(Element boundary records)
..........
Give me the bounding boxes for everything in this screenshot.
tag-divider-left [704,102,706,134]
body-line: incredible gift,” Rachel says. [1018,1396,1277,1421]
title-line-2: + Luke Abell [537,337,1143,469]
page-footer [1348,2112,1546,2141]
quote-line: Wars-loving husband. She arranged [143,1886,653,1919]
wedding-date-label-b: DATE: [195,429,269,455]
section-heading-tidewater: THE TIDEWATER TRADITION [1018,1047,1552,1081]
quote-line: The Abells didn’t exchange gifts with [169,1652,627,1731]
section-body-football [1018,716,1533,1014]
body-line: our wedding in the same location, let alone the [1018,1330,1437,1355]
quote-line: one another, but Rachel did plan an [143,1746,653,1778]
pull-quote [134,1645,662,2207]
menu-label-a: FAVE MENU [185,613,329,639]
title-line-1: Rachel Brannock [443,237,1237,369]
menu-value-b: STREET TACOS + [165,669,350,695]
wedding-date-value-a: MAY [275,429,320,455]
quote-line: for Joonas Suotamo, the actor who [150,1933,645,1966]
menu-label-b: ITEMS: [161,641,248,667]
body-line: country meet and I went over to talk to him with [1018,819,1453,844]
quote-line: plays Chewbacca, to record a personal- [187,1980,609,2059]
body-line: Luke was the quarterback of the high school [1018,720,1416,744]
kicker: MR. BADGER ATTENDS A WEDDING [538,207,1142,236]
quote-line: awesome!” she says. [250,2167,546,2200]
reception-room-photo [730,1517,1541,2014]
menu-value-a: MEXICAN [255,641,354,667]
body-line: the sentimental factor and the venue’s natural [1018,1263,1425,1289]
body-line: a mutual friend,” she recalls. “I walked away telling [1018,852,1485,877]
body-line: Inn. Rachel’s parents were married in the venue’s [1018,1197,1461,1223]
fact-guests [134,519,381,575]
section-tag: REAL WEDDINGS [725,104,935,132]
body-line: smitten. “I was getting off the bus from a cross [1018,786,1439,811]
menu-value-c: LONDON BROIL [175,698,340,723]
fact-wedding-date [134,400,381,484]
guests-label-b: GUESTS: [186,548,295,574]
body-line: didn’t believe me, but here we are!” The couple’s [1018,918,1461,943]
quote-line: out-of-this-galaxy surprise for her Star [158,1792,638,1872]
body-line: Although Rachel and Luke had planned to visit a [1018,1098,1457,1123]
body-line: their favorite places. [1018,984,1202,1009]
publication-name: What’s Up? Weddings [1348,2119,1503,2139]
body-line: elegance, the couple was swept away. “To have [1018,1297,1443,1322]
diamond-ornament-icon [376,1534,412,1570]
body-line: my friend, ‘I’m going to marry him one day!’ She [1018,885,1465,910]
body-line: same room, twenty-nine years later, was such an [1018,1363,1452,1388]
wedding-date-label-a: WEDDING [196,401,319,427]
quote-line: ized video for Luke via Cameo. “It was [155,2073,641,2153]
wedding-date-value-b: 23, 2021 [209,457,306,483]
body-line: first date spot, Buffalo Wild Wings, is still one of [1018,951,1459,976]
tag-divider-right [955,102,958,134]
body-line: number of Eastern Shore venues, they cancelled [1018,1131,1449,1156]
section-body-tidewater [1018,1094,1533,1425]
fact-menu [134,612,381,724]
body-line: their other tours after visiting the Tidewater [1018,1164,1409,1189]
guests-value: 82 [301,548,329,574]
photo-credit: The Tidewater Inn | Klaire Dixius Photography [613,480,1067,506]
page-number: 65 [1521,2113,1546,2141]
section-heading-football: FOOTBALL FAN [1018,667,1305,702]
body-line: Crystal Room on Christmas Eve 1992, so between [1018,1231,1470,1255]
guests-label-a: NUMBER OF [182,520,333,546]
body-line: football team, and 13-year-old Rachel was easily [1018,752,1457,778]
..........
WHAT TO WORK ON:
Output every line of the entries above again, word for word and without changes.

REPLY TO THE TASK:
Give me the bounding boxes for everything in this screenshot.
tag-divider-left [704,102,706,134]
body-line: incredible gift,” Rachel says. [1018,1396,1277,1421]
title-line-2: + Luke Abell [537,337,1143,469]
page-footer [1348,2112,1546,2141]
quote-line: Wars-loving husband. She arranged [143,1886,653,1919]
wedding-date-label-b: DATE: [195,429,269,455]
section-heading-tidewater: THE TIDEWATER TRADITION [1018,1047,1552,1081]
quote-line: The Abells didn’t exchange gifts with [169,1652,627,1731]
section-body-football [1018,716,1533,1014]
body-line: our wedding in the same location, let alone the [1018,1330,1437,1355]
quote-line: one another, but Rachel did plan an [143,1746,653,1778]
pull-quote [134,1645,662,2207]
menu-label-a: FAVE MENU [185,613,329,639]
title-line-1: Rachel Brannock [443,237,1237,369]
menu-value-b: STREET TACOS + [165,669,350,695]
wedding-date-value-a: MAY [275,429,320,455]
quote-line: for Joonas Suotamo, the actor who [150,1933,645,1966]
menu-label-b: ITEMS: [161,641,248,667]
body-line: country meet and I went over to talk to him with [1018,819,1453,844]
quote-line: plays Chewbacca, to record a personal- [187,1980,609,2059]
body-line: Luke was the quarterback of the high school [1018,720,1416,744]
kicker: MR. BADGER ATTENDS A WEDDING [538,207,1142,236]
quote-line: awesome!” she says. [250,2167,546,2200]
reception-room-photo [730,1517,1541,2014]
menu-value-a: MEXICAN [255,641,354,667]
body-line: the sentimental factor and the venue’s natural [1018,1263,1425,1289]
body-line: a mutual friend,” she recalls. “I walked away telling [1018,852,1485,877]
body-line: Inn. Rachel’s parents were married in the venue’s [1018,1197,1461,1223]
fact-guests [134,519,381,575]
section-tag: REAL WEDDINGS [725,104,935,132]
body-line: smitten. “I was getting off the bus from a cross [1018,786,1439,811]
menu-value-c: LONDON BROIL [175,698,340,723]
fact-wedding-date [134,400,381,484]
guests-label-b: GUESTS: [186,548,295,574]
body-line: didn’t believe me, but here we are!” The couple’s [1018,918,1461,943]
quote-line: out-of-this-galaxy surprise for her Star [158,1792,638,1872]
body-line: Although Rachel and Luke had planned to visit a [1018,1098,1457,1123]
body-line: their favorite places. [1018,984,1202,1009]
publication-name: What’s Up? Weddings [1348,2119,1503,2139]
body-line: elegance, the couple was swept away. “To have [1018,1297,1443,1322]
diamond-ornament-icon [376,1534,412,1570]
body-line: my friend, ‘I’m going to marry him one day!’ She [1018,885,1465,910]
body-line: same room, twenty-nine years later, was such an [1018,1363,1452,1388]
wedding-date-label-a: WEDDING [196,401,319,427]
quote-line: ized video for Luke via Cameo. “It was [155,2073,641,2153]
wedding-date-value-b: 23, 2021 [209,457,306,483]
body-line: first date spot, Buffalo Wild Wings, is still one of [1018,951,1459,976]
tag-divider-right [955,102,958,134]
body-line: number of Eastern Shore venues, they cancelled [1018,1131,1449,1156]
section-body-tidewater [1018,1094,1533,1425]
fact-menu [134,612,381,724]
body-line: their other tours after visiting the Tidewater [1018,1164,1409,1189]
guests-value: 82 [301,548,329,574]
photo-credit: The Tidewater Inn | Klaire Dixius Photography [613,480,1067,506]
page-number: 65 [1521,2113,1546,2141]
section-heading-football: FOOTBALL FAN [1018,667,1305,702]
body-line: Crystal Room on Christmas Eve 1992, so between [1018,1231,1470,1255]
guests-label-a: NUMBER OF [182,520,333,546]
body-line: football team, and 13-year-old Rachel was easily [1018,752,1457,778]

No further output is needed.